_WHAT YOU NEED TO DO:_ Identify every line in the records below that contains the word "title", and reproduce each one.

_PROVIDED DATA:_
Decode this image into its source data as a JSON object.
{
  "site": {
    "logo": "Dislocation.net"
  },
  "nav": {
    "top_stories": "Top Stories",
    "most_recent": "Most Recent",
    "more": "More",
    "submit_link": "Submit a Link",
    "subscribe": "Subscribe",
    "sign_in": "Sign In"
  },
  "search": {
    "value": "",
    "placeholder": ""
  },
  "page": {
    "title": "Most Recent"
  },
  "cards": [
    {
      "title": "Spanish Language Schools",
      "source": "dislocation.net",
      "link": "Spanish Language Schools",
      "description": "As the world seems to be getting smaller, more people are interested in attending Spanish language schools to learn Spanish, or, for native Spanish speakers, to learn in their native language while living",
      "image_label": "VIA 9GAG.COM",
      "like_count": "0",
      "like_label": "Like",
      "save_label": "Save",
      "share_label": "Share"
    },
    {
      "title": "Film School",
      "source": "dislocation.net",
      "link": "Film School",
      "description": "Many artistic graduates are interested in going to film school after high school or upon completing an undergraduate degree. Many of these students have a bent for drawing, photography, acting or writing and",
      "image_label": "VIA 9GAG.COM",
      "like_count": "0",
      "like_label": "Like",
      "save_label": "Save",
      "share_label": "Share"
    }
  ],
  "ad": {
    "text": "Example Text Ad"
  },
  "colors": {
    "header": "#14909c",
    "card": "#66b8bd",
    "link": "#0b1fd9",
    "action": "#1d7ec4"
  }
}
* * *
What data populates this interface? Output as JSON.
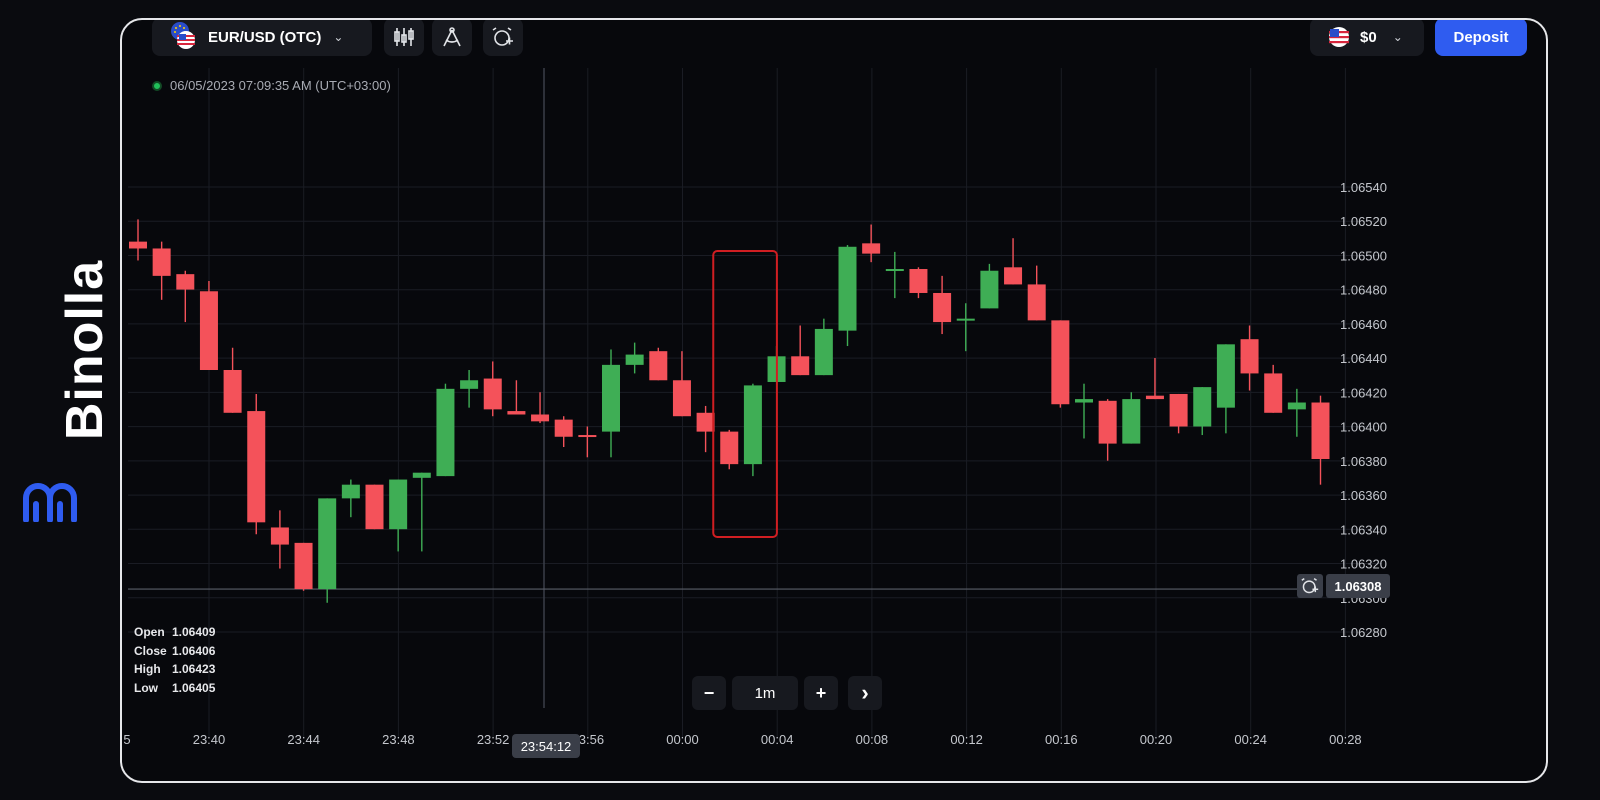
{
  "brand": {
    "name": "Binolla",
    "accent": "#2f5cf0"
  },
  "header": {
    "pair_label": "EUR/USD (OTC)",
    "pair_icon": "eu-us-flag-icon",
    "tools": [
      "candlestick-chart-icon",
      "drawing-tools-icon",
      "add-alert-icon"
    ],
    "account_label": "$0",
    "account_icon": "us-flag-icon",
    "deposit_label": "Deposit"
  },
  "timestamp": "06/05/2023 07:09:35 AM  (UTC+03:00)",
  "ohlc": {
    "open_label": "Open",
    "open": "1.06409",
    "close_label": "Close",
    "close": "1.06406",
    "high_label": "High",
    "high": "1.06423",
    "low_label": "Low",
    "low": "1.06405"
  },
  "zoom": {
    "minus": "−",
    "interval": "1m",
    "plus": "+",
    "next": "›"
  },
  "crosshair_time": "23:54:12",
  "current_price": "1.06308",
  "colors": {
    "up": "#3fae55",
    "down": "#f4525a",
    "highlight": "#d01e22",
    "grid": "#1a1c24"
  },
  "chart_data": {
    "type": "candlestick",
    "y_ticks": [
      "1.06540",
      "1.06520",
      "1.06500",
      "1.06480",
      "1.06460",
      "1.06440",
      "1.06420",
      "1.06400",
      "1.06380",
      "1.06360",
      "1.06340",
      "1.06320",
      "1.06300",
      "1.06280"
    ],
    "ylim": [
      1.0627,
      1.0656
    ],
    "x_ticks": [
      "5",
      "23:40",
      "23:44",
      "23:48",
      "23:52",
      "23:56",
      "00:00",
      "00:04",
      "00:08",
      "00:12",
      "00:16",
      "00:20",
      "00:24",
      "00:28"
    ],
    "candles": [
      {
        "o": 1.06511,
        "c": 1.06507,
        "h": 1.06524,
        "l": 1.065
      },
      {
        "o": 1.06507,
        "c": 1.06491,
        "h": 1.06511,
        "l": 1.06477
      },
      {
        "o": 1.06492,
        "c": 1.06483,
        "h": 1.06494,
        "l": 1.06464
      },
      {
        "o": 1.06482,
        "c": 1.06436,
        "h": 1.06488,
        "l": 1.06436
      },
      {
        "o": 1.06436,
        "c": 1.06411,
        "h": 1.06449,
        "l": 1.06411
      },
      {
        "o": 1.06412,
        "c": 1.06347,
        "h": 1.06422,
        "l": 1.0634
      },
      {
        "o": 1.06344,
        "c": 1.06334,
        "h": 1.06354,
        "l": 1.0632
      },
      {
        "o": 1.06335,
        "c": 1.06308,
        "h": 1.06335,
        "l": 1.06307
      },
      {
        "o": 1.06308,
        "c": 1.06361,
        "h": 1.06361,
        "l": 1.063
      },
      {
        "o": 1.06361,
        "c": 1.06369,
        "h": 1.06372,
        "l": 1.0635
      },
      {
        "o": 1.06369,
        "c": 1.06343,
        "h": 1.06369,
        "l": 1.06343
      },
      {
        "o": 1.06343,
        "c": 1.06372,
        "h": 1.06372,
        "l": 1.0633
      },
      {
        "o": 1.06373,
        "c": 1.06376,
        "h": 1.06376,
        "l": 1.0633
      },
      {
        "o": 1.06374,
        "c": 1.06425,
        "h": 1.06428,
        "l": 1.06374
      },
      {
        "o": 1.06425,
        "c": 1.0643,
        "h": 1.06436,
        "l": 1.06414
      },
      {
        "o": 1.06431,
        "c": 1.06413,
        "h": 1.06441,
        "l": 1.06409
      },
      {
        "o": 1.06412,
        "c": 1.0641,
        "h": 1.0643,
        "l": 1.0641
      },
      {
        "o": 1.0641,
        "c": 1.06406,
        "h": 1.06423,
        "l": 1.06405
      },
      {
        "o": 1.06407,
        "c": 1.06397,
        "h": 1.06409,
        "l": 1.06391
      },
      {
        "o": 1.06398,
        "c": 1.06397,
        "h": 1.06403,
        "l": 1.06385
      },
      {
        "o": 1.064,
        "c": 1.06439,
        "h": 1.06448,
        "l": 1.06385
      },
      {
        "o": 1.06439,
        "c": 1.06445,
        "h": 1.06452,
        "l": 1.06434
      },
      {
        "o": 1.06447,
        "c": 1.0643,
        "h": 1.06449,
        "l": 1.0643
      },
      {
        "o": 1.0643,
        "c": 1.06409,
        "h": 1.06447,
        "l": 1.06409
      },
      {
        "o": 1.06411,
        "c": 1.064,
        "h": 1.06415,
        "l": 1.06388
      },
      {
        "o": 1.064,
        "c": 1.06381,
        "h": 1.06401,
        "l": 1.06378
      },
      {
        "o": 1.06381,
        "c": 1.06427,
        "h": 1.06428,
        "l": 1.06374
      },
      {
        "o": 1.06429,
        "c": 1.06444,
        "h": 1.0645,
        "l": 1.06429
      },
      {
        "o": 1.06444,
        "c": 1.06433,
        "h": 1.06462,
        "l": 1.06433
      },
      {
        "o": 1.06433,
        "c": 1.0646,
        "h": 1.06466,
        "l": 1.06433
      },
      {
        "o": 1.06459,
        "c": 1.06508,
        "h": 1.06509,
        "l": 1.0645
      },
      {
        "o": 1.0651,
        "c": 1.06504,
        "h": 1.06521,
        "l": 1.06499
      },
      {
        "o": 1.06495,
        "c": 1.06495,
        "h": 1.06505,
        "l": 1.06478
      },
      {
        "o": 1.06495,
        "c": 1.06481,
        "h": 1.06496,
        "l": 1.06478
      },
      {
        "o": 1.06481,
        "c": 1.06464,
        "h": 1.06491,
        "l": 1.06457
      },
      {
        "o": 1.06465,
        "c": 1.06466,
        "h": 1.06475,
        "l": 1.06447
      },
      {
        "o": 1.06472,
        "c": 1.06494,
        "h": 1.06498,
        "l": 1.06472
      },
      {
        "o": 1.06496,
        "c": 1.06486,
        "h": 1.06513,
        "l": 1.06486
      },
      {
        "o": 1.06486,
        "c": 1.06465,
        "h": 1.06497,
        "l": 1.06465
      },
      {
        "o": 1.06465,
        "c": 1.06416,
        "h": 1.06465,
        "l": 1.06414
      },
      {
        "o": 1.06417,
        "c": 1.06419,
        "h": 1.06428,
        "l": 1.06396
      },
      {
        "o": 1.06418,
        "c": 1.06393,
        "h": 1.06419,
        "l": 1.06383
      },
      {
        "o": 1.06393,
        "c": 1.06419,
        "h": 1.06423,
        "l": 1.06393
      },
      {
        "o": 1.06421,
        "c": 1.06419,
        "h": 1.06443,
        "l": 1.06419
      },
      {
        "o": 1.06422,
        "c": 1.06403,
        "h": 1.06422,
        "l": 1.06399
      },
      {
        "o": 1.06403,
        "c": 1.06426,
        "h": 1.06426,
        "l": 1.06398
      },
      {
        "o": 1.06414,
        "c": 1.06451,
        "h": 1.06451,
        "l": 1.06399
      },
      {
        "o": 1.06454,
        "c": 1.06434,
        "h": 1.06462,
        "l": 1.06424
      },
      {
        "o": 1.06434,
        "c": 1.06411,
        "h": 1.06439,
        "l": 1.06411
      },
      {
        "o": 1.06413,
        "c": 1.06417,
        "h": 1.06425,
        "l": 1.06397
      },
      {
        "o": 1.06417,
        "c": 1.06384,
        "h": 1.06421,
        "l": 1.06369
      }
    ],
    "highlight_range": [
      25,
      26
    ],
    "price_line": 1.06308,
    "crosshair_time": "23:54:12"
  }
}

_SOLUTION FOR THIS TASK:_
    "title": "Most Recent"
      "title": "Spanish Language Schools",
      "title": "Film School",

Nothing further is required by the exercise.